#### [TASK]
Decide whether each statement agrees with the excerpt on Rio de Janeiro, and for each give yes or no plus the deciding words of the excerpt, quoted exactly: (a) the Portuguese royal party reached Rio in March 1808 under British naval escort; (b) in 1808 Rio's harbor became headquarters of the Royal Navy's North American station; (c) Rio's population is estimated to have grown by about half.

#### [EXCERPT]
---+---
With the arrival of the Portuguese royal party in March 1808, escorted by a British squadron, and the subsequent wave of immigration over the next few months, it has been estimated that the population of Rio grew by approximately 30 percent. (12) Contemporary evidence suggests that there was also a considerable increase in the African slave trade in the years which followed, and certainly the composition of the population marks it out effectively as a slave city. (13) In the wake of the transition from colonial city to imperial capital, the social, political and economic structure of Rio experienced substantial change: the physical boundaries of the city rapidly expanded; the urban economy grew and diversified; and the cultural life of the city underwent a metamorphosis, as the Prince Regent attempted to transform a provincial capital into a European metropolis. However, the modernization process, if such it was, is best understood as contradictory: for example, during this period Portuguese absolutism was supported by British liberalism, and a market-economy arose alongside the expansion of slavery. This critical moment of urban transformation was the product, ultimately, of the intersection of multiple global processes--the expansion of global trade, the hegemony of British sea-power, the intensification of the trans-Atlantic slave trade and the emergence of industrial capitalism. (14) For the British, Rio represented not only a new market to be conquered, but also a vital naval base: in 1808 its harbour became the headquarters of the Royal Navy's South American station.
---+---
#### [DATA PROVIDED]
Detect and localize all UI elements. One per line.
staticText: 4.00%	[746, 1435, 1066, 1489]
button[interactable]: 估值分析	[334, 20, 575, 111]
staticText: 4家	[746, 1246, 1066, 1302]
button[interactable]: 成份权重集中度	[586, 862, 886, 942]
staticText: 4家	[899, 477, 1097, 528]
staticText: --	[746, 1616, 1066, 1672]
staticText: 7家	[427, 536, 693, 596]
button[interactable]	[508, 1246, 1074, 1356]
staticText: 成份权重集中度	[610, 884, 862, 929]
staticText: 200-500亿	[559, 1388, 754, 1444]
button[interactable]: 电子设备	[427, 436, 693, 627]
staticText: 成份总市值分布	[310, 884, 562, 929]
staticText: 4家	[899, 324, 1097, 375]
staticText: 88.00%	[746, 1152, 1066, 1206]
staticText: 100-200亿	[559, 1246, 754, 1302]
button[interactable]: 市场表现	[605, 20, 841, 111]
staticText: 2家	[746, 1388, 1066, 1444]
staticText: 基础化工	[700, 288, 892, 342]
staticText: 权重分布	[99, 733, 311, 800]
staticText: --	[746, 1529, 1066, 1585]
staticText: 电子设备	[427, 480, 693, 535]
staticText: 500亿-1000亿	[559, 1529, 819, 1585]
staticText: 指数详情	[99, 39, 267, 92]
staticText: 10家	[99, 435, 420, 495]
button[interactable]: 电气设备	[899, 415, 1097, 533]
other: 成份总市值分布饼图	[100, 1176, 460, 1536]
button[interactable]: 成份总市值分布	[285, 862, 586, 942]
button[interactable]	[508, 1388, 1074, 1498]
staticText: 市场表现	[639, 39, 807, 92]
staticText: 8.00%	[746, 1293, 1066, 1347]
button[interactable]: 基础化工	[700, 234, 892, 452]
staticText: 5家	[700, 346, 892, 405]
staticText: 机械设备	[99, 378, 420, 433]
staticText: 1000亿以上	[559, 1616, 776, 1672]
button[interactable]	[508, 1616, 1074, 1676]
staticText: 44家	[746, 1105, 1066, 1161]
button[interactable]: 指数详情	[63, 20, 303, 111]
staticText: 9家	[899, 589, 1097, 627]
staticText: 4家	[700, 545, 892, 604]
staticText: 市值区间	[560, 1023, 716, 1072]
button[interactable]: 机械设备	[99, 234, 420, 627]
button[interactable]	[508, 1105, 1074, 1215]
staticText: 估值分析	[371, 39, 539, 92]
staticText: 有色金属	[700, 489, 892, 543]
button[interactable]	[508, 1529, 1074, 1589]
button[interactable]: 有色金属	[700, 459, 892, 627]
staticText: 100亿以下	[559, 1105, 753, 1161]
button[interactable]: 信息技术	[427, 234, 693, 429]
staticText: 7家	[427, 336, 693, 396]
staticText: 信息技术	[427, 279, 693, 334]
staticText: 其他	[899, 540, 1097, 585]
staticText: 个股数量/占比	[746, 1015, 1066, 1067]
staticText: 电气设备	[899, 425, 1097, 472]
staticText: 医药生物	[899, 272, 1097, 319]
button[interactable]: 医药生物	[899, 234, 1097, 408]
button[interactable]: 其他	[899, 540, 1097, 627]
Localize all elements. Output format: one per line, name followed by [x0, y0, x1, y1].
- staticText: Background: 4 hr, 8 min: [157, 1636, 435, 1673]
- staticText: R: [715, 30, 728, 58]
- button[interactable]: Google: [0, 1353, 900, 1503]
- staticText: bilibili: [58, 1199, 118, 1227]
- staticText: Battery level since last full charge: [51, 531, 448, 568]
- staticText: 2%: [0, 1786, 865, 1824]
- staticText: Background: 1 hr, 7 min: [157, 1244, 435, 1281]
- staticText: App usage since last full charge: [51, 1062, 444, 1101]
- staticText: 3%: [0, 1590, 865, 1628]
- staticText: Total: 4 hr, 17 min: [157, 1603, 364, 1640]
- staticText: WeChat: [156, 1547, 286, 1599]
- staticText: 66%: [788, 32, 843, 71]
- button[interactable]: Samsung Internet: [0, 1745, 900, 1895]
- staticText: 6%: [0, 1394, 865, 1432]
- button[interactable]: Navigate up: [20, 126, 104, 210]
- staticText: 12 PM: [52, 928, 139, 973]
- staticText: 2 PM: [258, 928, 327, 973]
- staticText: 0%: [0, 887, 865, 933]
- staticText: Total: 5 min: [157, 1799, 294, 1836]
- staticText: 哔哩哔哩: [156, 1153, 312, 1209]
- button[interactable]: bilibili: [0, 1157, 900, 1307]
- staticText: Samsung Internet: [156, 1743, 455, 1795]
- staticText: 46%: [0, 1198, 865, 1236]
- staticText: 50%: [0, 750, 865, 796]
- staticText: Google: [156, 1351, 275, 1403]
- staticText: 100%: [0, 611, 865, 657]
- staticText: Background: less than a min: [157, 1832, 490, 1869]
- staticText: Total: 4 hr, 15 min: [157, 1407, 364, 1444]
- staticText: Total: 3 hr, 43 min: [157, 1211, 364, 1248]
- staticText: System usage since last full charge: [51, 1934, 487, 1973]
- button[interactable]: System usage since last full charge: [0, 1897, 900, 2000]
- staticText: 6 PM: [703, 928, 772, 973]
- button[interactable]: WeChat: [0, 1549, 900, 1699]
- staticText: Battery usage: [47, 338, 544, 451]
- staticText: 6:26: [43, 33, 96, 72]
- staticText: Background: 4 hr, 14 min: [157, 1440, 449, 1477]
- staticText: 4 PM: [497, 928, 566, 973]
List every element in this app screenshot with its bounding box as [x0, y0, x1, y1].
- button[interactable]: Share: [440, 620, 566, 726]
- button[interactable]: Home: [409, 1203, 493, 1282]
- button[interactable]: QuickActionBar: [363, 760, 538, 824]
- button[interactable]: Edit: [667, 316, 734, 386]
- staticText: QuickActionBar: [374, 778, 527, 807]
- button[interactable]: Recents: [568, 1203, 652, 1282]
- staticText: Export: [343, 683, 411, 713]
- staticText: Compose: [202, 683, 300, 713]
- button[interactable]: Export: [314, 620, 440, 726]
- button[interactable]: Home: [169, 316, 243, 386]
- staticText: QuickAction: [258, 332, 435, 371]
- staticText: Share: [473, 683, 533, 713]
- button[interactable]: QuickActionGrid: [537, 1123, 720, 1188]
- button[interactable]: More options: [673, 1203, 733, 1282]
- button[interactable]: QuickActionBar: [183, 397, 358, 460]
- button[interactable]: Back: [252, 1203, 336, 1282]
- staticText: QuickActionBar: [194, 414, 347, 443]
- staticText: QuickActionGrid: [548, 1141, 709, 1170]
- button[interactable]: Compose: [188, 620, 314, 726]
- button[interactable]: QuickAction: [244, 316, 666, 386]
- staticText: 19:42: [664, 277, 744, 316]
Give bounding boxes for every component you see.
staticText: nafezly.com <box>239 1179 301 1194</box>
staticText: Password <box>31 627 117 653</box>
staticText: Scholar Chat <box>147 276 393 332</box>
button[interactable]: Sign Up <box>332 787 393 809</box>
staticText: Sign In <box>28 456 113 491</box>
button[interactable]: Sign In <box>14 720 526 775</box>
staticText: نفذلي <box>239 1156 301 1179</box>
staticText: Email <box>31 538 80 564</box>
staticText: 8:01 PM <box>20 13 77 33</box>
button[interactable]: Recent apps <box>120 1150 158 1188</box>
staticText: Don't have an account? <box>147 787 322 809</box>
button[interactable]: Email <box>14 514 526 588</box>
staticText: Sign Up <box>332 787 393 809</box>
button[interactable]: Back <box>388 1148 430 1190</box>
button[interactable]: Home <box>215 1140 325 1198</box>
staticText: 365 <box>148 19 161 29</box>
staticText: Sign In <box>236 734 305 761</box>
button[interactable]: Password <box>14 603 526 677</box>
---+---
#### [TASK RESULT]
(a) Yes: "With the arrival of the Portuguese royal party in March 1808, escorted by a British squadron"
(b) No: "in 1808 its harbour became the headquarters of the Royal Navy's South American station"
(c) No: "the population of Rio grew by approximately 30 percent"